▸ Written instruction
Copy every entry word for word. Skip the pictures.

▸ Task input
┄┄┄┄┄┄┄┄┄┄┄┄┄┄┄┄┄┄┄┄
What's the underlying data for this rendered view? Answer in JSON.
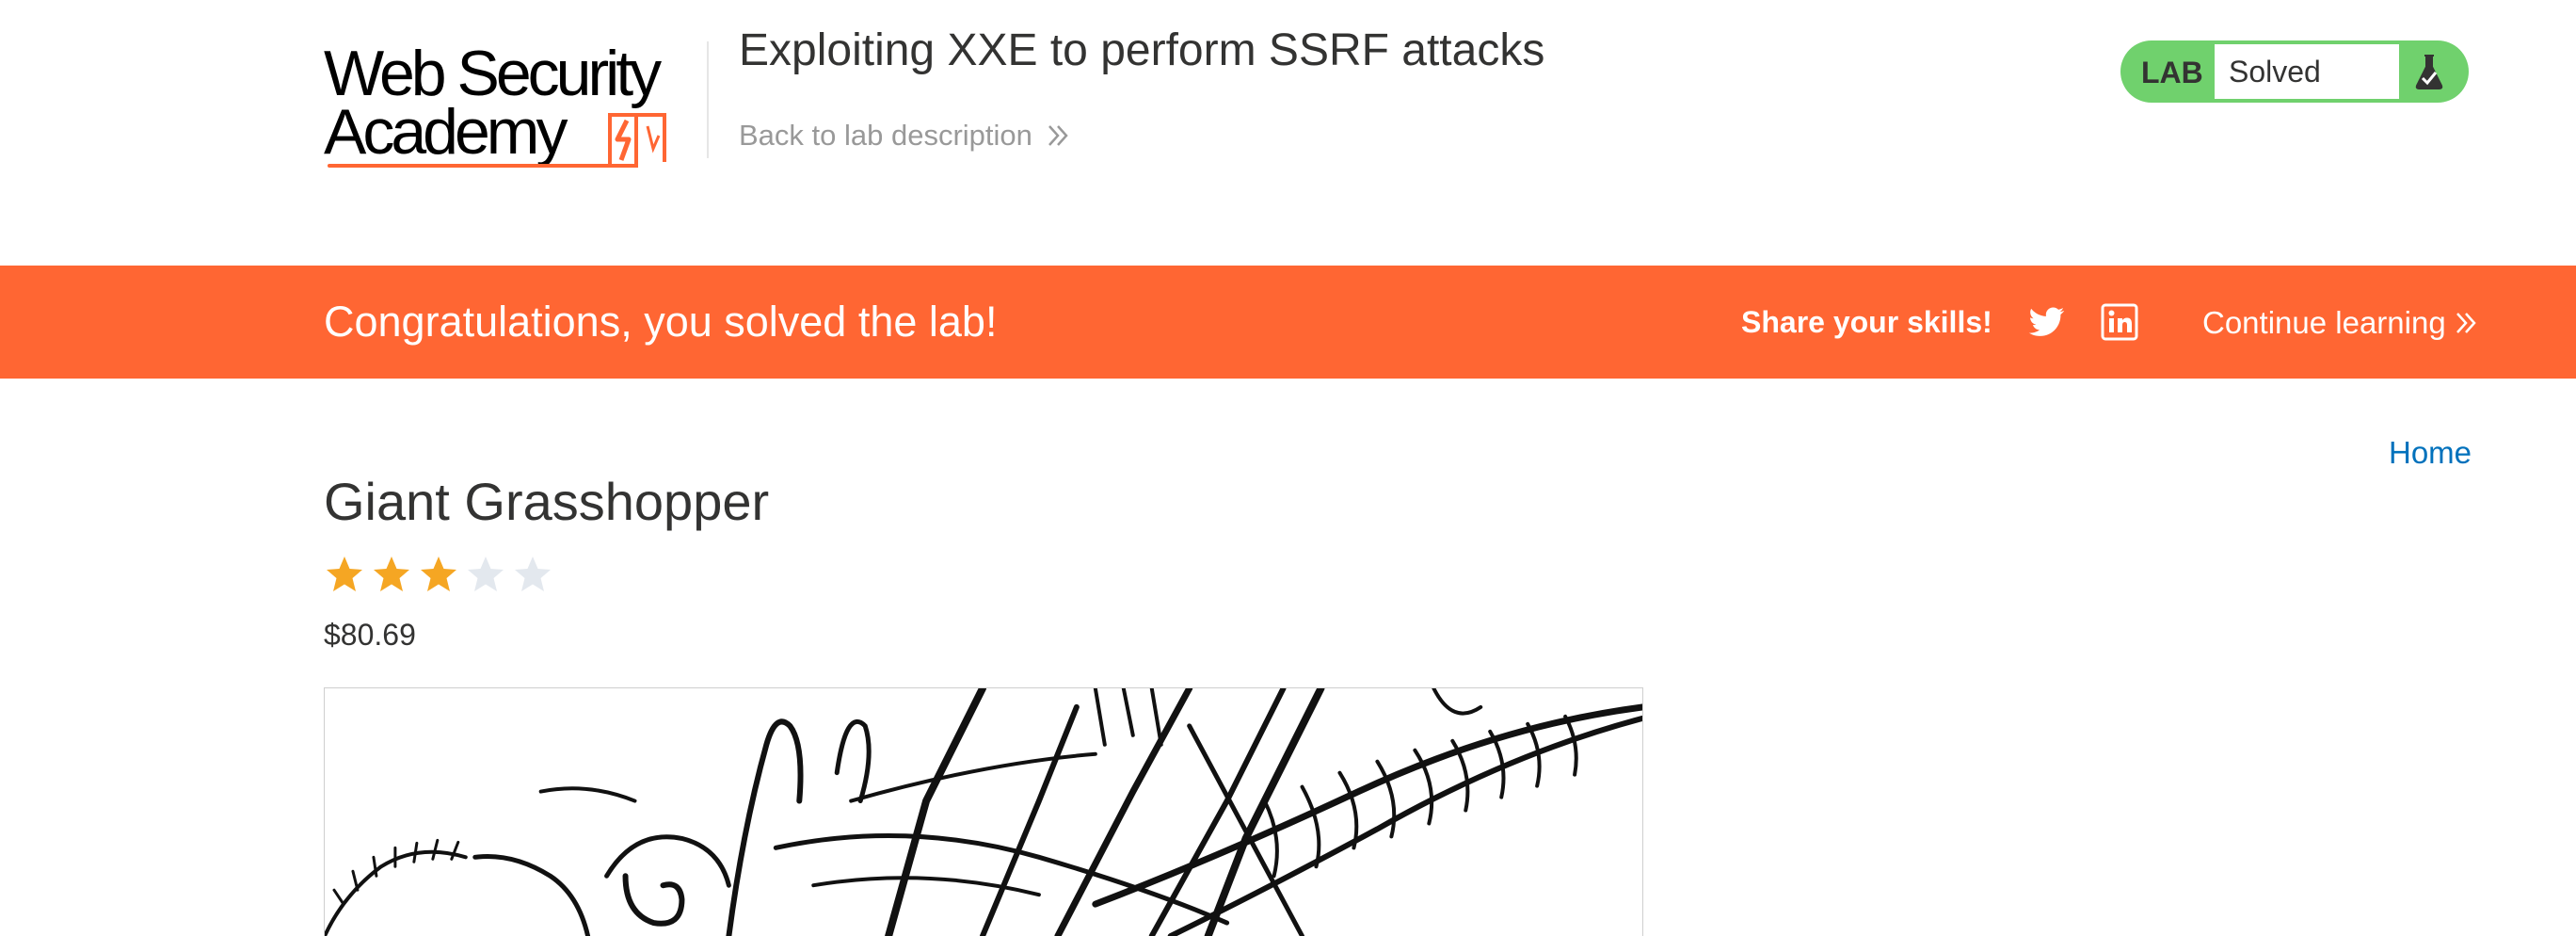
{
  "header": {
    "logo": {
      "line1": "Web Security",
      "line2": "Academy",
      "accent_color": "#ff6633"
    },
    "lab_title": "Exploiting XXE to perform SSRF attacks",
    "back_link": "Back to lab description",
    "lab_status": {
      "label": "LAB",
      "status": "Solved",
      "badge_color": "#70d16d",
      "icon": "flask-icon"
    }
  },
  "banner": {
    "message": "Congratulations, you solved the lab!",
    "share_label": "Share your skills!",
    "social_icons": [
      "twitter-icon",
      "linkedin-icon"
    ],
    "continue_label": "Continue learning",
    "background_color": "#ff6633"
  },
  "nav": {
    "home_label": "Home"
  },
  "product": {
    "name": "Giant Grasshopper",
    "rating": 3,
    "rating_max": 5,
    "price": "$80.69",
    "image_icon": "grasshopper-sketch"
  }
}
┄┄┄┄┄┄┄┄┄┄┄┄┄┄┄┄┄┄┄┄
▸ Written answer
What's the underlying data for this rendered view? Answer in JSON.
{
  "header": {
    "logo": {
      "line1": "Web Security",
      "line2": "Academy",
      "accent_color": "#ff6633"
    },
    "lab_title": "Exploiting XXE to perform SSRF attacks",
    "back_link": "Back to lab description",
    "lab_status": {
      "label": "LAB",
      "status": "Solved",
      "badge_color": "#70d16d",
      "icon": "flask-icon"
    }
  },
  "banner": {
    "message": "Congratulations, you solved the lab!",
    "share_label": "Share your skills!",
    "social_icons": [
      "twitter-icon",
      "linkedin-icon"
    ],
    "continue_label": "Continue learning",
    "background_color": "#ff6633"
  },
  "nav": {
    "home_label": "Home"
  },
  "product": {
    "name": "Giant Grasshopper",
    "rating": 3,
    "rating_max": 5,
    "price": "$80.69",
    "image_icon": "grasshopper-sketch"
  }
}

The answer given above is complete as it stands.